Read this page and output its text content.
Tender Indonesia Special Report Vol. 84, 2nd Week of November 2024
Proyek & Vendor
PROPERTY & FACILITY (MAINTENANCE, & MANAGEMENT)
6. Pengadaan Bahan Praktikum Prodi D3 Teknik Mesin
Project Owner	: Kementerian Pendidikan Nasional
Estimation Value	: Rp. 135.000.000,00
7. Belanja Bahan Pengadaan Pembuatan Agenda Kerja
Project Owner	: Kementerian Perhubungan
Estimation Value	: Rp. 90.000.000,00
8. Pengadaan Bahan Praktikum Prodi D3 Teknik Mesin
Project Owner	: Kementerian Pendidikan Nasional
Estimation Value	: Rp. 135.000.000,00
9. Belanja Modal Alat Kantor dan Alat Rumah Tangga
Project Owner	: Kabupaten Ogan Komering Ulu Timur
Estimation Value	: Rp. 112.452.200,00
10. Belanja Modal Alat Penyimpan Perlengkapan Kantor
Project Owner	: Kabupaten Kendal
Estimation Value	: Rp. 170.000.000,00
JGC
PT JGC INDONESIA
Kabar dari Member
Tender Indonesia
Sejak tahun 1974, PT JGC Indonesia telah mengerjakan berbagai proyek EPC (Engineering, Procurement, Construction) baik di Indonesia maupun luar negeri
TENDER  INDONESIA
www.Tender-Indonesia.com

---

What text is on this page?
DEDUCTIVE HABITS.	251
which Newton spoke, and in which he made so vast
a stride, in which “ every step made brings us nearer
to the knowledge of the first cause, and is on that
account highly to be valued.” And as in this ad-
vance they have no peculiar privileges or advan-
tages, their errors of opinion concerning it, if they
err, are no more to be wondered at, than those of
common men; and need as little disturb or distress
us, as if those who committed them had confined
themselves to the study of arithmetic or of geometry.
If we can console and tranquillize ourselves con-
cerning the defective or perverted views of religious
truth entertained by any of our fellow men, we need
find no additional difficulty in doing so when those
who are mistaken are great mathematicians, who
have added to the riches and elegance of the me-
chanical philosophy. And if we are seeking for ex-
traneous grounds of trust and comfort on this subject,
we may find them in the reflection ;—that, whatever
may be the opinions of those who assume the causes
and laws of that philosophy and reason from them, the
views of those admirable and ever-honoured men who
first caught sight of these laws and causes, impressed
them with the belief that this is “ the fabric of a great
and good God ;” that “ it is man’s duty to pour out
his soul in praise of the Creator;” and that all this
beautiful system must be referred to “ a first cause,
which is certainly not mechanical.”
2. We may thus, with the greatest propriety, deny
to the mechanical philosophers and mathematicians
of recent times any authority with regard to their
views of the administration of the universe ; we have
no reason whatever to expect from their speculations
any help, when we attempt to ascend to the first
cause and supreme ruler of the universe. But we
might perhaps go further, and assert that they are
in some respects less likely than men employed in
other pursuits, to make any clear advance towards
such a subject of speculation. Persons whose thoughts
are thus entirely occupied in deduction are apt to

EXERCISE DETAILS »
Filter the records above for lines containing the word "Prodi", and copy those lines.

THE OUTPUT »
6. Pengadaan Bahan Praktikum Prodi D3 Teknik Mesin
8. Pengadaan Bahan Praktikum Prodi D3 Teknik Mesin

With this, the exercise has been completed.